**Supplied records**
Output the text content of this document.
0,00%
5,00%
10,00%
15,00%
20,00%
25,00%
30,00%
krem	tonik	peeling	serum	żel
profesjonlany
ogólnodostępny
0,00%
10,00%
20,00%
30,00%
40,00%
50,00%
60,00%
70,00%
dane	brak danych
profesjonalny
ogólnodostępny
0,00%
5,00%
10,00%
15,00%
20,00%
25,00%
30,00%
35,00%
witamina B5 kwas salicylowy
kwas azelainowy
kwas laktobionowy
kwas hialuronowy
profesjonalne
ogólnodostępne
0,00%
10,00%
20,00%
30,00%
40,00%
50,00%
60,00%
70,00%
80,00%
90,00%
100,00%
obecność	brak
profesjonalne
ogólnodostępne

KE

--

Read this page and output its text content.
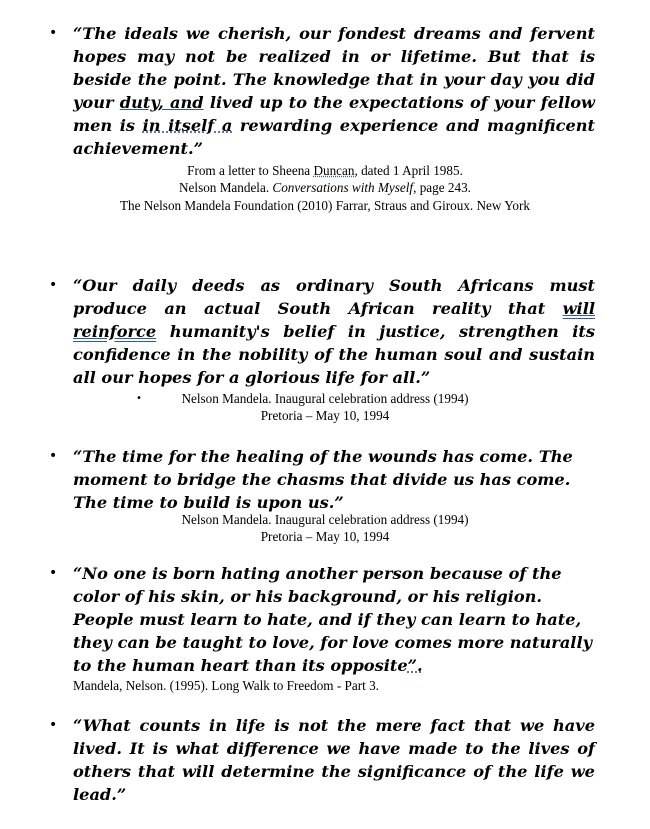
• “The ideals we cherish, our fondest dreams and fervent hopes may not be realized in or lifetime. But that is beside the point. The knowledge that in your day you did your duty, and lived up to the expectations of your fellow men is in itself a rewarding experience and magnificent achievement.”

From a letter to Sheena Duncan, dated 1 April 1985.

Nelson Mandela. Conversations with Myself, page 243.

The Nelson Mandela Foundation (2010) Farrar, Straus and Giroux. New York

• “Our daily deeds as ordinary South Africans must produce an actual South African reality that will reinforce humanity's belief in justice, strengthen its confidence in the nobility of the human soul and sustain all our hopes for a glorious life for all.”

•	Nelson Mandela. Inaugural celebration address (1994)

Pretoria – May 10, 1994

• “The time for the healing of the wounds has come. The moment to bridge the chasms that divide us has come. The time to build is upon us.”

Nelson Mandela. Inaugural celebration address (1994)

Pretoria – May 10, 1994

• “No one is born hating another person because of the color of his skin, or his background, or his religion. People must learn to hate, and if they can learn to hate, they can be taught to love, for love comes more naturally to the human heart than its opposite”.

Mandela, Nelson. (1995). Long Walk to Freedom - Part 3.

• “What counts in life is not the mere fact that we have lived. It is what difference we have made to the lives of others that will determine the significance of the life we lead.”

**Request**
Answer with a single number: the count of lines holding the word "Mandela".

**Complete output**
5